● **Exercise**: Return each line that holds the word "comparison".
· · · ·
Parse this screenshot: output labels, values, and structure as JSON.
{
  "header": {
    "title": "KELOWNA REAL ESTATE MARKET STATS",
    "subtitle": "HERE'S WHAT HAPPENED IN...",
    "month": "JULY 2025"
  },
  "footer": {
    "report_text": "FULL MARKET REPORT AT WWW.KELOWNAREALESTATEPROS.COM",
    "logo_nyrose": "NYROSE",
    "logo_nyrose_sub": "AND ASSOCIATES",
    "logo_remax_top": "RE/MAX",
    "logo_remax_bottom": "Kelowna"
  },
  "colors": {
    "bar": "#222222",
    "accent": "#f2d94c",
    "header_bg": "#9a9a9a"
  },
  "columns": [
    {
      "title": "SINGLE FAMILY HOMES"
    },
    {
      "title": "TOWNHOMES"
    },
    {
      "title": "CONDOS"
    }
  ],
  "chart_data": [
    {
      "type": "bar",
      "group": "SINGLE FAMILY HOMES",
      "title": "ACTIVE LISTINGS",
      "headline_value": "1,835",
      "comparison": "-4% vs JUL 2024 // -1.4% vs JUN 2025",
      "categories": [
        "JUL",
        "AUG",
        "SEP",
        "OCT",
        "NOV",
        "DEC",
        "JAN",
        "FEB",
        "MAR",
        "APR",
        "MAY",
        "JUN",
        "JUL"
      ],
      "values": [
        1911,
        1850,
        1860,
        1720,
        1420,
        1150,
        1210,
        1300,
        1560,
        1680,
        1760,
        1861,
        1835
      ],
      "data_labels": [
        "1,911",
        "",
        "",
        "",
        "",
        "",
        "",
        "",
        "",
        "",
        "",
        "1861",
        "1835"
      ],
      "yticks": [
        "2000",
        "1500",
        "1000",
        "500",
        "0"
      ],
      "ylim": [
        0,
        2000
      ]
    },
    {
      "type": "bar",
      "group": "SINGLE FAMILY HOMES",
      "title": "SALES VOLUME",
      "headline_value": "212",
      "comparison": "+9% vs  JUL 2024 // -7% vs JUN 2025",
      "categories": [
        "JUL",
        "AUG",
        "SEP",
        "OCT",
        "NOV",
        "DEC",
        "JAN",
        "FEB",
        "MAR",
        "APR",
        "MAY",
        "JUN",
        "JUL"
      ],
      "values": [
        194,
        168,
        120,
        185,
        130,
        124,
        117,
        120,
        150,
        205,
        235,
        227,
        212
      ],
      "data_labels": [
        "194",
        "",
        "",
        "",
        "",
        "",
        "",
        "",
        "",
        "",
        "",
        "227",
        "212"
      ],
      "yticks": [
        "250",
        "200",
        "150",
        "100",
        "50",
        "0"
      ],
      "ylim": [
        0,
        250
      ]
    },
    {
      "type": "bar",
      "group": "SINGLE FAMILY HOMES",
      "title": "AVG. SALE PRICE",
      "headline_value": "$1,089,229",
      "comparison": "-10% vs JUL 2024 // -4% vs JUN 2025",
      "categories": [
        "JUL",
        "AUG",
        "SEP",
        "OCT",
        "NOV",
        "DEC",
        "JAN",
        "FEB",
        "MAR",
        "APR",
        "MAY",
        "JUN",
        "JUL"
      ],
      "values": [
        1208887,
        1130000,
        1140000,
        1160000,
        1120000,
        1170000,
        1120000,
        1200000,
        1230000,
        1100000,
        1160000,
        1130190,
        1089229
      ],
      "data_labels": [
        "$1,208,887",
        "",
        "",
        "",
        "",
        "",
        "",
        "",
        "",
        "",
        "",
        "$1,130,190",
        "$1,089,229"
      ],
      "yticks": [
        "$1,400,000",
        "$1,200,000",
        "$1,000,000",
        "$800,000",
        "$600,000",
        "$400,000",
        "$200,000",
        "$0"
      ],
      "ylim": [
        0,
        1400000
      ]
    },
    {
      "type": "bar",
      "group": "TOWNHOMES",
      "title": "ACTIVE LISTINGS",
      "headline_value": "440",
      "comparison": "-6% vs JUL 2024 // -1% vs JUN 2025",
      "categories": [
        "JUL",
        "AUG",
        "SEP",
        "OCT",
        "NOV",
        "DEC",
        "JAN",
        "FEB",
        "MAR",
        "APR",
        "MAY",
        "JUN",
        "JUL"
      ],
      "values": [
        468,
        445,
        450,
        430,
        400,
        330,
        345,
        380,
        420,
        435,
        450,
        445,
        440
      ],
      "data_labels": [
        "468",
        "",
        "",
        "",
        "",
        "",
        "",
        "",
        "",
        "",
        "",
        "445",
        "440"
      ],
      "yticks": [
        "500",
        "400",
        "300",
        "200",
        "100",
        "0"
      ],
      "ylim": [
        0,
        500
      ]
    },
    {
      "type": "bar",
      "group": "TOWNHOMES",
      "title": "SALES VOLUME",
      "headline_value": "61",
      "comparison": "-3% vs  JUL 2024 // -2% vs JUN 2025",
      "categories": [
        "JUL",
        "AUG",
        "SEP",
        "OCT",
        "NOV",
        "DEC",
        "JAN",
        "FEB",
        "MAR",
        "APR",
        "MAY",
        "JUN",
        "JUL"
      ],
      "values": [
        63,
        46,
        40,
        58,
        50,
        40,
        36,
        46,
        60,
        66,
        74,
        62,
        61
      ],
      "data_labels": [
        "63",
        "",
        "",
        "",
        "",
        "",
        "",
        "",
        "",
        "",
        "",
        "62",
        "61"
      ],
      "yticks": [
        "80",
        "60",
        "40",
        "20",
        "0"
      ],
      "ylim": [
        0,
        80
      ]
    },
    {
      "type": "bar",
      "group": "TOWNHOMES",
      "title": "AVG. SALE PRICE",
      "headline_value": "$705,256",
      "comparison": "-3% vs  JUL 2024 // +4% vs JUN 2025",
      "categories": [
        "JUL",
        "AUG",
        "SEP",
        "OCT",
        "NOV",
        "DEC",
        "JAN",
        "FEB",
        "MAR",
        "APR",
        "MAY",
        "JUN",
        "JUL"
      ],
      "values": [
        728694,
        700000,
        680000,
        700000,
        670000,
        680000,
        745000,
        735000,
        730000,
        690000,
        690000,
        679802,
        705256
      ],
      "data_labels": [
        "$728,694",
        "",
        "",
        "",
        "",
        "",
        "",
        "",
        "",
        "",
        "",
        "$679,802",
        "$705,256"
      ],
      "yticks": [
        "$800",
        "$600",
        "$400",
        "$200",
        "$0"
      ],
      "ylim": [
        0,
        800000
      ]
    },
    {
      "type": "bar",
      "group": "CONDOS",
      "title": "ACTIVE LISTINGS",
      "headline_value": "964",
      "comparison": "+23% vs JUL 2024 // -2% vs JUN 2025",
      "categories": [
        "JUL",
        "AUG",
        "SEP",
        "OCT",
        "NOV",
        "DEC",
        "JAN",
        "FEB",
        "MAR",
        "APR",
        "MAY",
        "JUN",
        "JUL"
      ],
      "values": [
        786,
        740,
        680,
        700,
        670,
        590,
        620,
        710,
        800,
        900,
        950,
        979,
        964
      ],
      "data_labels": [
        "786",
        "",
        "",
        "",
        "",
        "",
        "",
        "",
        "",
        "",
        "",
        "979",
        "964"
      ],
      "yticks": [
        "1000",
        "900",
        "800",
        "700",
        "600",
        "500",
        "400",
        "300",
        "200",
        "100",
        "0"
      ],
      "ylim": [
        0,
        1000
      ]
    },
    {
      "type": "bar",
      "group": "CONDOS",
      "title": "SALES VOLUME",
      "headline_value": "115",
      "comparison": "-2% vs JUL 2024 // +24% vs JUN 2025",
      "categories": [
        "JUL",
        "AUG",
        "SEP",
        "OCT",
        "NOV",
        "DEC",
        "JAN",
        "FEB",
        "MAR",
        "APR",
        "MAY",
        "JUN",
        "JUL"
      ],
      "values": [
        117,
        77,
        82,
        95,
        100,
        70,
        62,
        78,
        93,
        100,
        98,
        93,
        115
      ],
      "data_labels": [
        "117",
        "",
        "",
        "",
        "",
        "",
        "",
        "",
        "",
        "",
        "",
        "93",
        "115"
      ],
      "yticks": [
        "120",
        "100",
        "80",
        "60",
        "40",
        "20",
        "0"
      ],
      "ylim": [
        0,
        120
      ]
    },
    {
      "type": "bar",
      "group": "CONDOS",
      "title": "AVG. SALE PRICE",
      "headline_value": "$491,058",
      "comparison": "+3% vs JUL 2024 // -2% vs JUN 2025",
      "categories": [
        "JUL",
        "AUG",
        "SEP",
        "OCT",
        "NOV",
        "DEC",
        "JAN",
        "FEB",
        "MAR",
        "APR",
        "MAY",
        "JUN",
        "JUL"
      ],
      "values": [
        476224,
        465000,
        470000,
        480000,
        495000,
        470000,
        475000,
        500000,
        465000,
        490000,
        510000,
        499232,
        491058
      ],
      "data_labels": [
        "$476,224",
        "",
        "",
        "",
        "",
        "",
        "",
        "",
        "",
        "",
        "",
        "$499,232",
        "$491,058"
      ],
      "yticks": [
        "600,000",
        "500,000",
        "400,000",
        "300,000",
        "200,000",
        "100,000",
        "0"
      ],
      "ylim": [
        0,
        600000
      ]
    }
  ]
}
· · · ·
● **Final answer**:
      "comparison": "-4% vs JUL 2024 // -1.4% vs JUN 2025",
      "comparison": "+9% vs  JUL 2024 // -7% vs JUN 2025",
      "comparison": "-10% vs JUL 2024 // -4% vs JUN 2025",
      "comparison": "-6% vs JUL 2024 // -1% vs JUN 2025",
      "comparison": "-3% vs  JUL 2024 // -2% vs JUN 2025",
      "comparison": "-3% vs  JUL 2024 // +4% vs JUN 2025",
      "comparison": "+23% vs JUL 2024 // -2% vs JUN 2025",
      "comparison": "-2% vs JUL 2024 // +24% vs JUN 2025",
      "comparison": "+3% vs JUL 2024 // -2% vs JUN 2025",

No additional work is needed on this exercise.